WHAT YOU NEED TO DO:
Below is a listing. Gather each line of it that contains "Government".

## begin

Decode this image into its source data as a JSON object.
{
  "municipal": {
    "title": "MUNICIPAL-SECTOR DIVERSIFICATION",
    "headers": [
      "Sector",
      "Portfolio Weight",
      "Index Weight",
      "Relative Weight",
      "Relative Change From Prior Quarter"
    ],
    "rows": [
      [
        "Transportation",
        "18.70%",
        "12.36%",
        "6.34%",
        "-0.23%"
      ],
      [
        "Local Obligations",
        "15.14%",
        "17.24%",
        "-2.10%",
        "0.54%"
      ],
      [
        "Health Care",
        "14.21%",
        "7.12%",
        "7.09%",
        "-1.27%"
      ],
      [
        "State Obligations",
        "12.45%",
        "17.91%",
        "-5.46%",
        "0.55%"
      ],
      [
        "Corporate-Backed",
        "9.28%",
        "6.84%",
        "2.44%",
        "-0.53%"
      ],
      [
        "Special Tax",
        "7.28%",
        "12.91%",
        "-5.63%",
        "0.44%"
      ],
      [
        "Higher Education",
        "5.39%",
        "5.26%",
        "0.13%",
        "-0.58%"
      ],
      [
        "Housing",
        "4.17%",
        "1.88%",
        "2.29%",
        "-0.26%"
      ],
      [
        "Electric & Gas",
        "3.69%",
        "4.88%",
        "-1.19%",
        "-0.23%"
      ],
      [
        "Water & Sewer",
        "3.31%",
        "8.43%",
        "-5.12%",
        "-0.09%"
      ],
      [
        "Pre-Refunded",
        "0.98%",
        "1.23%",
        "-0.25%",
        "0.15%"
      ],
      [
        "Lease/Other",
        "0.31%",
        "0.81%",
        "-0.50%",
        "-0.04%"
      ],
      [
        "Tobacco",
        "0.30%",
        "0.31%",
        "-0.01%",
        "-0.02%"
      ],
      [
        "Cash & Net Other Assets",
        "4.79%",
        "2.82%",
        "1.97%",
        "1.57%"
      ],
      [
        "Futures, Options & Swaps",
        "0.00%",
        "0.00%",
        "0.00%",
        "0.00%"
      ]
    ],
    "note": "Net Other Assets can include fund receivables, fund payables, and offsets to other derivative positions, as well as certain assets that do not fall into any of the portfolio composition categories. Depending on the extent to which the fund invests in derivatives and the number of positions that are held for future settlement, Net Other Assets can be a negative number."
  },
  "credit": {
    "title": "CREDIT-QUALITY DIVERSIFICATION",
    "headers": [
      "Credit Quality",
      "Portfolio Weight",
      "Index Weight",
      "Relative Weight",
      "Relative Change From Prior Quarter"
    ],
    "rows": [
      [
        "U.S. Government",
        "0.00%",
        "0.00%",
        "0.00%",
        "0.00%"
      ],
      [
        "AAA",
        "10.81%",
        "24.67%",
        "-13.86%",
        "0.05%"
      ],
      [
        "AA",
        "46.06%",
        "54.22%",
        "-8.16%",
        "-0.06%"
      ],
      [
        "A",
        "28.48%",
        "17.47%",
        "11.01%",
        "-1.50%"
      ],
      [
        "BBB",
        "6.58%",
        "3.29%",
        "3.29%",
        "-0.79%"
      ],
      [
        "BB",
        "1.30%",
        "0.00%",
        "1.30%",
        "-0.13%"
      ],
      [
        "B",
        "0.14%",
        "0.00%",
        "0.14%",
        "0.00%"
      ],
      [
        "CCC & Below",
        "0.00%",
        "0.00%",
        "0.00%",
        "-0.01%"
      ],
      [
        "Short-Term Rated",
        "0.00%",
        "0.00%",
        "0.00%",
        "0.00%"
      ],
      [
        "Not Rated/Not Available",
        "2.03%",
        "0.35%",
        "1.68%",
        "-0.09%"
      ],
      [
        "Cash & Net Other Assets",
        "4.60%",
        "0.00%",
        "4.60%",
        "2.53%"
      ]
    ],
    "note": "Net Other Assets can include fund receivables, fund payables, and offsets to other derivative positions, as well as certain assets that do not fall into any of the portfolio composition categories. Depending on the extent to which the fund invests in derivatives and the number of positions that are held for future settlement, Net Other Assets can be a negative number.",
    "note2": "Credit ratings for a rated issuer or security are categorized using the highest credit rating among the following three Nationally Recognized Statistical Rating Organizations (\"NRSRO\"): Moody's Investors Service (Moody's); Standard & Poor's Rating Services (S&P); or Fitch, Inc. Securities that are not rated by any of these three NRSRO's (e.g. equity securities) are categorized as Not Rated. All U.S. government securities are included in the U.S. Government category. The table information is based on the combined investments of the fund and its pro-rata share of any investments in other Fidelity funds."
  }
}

## end

COMPLETE RESPONSE:
        "U.S. Government",
    "note2": "Credit ratings for a rated issuer or security are categorized using the highest credit rating among the following three Nationally Recognized Statistical Rating Organizations (\"NRSRO\"): Moody's Investors Service (Moody's); Standard & Poor's Rating Services (S&P); or Fitch, Inc. Securities that are not rated by any of these three NRSRO's (e.g. equity securities) are categorized as Not Rated. All U.S. government securities are included in the U.S. Government category. The table information is based on the combined investments of the fund and its pro-rata share of any investments in other Fidelity funds."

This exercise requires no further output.